- **What is needed**
Extract exactly the range of lines bounded by the line containing "Convert this document image to plain text." and the final line of the listing, both ends included, and no other lines.

[Some records]
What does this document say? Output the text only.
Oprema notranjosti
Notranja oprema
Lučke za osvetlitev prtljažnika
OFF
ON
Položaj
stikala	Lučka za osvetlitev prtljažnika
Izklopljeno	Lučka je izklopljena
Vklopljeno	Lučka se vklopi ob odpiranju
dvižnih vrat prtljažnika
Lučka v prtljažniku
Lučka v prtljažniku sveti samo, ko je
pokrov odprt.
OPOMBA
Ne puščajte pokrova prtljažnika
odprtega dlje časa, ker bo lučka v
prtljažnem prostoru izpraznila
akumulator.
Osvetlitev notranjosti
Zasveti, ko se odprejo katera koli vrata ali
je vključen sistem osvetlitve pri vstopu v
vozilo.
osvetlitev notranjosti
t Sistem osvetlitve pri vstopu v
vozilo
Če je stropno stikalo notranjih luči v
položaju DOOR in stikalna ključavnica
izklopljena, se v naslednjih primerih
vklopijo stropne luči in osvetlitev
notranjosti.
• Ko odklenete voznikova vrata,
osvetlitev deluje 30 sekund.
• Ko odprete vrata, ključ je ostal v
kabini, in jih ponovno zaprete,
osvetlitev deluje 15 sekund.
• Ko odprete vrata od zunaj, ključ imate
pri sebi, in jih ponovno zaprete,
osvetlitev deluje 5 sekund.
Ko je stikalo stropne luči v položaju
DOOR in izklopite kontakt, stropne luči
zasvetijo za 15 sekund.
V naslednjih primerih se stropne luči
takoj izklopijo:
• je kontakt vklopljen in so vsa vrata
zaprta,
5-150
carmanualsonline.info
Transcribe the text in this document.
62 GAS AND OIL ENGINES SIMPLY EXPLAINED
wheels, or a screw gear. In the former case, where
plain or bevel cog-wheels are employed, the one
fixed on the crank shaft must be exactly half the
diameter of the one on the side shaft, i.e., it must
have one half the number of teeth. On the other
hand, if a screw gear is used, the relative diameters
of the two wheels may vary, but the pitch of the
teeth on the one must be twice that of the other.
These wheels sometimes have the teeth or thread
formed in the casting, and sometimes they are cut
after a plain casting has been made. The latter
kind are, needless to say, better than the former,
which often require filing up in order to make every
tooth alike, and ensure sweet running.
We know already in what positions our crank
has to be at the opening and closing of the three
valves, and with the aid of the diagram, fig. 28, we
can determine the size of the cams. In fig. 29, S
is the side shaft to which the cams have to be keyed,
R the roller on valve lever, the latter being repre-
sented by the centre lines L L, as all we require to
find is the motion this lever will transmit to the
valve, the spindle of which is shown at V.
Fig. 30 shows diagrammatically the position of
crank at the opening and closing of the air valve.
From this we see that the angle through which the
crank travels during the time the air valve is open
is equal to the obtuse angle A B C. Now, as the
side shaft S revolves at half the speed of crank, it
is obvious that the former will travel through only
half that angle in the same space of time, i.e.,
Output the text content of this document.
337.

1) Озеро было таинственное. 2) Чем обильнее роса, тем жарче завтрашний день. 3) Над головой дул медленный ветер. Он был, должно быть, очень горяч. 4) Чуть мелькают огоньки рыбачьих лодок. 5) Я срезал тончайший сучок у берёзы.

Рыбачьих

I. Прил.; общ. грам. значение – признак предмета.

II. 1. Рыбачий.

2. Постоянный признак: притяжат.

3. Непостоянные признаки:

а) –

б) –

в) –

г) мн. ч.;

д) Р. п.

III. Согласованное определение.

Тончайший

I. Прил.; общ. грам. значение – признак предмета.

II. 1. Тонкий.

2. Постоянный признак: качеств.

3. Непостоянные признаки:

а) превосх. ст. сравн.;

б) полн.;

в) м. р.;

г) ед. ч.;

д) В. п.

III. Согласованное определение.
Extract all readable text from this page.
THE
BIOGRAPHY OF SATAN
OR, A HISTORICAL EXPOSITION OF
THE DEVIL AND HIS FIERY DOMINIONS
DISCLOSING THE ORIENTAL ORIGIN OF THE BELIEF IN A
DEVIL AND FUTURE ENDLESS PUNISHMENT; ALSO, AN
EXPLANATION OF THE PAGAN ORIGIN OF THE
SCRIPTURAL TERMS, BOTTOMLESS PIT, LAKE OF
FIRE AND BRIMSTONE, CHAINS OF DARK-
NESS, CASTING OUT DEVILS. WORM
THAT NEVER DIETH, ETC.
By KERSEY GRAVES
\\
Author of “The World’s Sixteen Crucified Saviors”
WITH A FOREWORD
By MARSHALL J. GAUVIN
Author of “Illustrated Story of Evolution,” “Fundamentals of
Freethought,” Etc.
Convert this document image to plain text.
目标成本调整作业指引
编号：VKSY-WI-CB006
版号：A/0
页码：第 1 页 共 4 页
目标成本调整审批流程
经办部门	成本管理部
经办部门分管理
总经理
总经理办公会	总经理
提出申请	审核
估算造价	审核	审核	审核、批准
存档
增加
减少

- **Output of the exercise**
Convert this document image to plain text.
目标成本调整作业指引
编号：VKSY-WI-CB006
版号：A/0
页码：第 1 页 共 4 页
目标成本调整审批流程
经办部门	成本管理部
经办部门分管理
总经理
总经理办公会	总经理
提出申请	审核
估算造价	审核	审核	审核、批准
存档
增加
减少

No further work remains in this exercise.